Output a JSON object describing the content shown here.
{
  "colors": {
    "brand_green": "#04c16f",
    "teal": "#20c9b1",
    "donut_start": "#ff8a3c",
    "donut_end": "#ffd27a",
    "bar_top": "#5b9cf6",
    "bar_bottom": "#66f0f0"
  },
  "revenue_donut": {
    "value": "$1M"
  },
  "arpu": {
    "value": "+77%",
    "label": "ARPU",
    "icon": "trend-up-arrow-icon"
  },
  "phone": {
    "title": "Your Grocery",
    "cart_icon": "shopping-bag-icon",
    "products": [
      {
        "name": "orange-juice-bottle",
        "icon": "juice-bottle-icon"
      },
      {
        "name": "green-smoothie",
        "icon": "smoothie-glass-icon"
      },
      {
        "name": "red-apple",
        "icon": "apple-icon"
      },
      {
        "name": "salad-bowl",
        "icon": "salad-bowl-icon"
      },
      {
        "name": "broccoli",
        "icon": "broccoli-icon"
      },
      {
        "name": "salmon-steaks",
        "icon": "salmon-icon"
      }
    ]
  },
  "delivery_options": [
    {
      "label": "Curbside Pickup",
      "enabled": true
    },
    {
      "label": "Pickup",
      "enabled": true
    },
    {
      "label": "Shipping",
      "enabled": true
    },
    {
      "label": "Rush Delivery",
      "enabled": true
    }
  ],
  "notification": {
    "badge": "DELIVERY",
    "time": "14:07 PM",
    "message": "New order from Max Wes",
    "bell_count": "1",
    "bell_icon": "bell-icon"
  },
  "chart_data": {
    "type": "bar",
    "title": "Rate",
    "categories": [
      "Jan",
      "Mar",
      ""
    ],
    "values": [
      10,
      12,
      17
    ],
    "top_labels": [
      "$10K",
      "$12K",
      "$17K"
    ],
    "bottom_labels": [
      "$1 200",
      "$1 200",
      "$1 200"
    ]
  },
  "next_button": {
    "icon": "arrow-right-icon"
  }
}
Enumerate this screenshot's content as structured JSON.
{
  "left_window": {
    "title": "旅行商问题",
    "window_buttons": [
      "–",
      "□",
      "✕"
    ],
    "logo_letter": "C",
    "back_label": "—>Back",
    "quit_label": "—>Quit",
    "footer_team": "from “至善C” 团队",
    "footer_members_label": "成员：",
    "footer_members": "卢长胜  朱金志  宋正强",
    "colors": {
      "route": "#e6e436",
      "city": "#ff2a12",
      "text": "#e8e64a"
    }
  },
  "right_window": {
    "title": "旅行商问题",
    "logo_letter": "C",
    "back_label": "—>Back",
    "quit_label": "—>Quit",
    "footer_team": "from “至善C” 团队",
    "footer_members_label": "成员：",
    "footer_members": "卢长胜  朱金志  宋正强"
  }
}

* What is asked
Copy exactly the lines of the listing above, beginning at the line with "Enumerate this screenshot's" and ending at its final line; write out nothing else.

* Response to this exercise
Enumerate this screenshot's content as structured JSON.
{
  "left_window": {
    "title": "旅行商问题",
    "window_buttons": [
      "–",
      "□",
      "✕"
    ],
    "logo_letter": "C",
    "back_label": "—>Back",
    "quit_label": "—>Quit",
    "footer_team": "from “至善C” 团队",
    "footer_members_label": "成员：",
    "footer_members": "卢长胜  朱金志  宋正强",
    "colors": {
      "route": "#e6e436",
      "city": "#ff2a12",
      "text": "#e8e64a"
    }
  },
  "right_window": {
    "title": "旅行商问题",
    "logo_letter": "C",
    "back_label": "—>Back",
    "quit_label": "—>Quit",
    "footer_team": "from “至善C” 团队",
    "footer_members_label": "成员：",
    "footer_members": "卢长胜  朱金志  宋正强"
  }
}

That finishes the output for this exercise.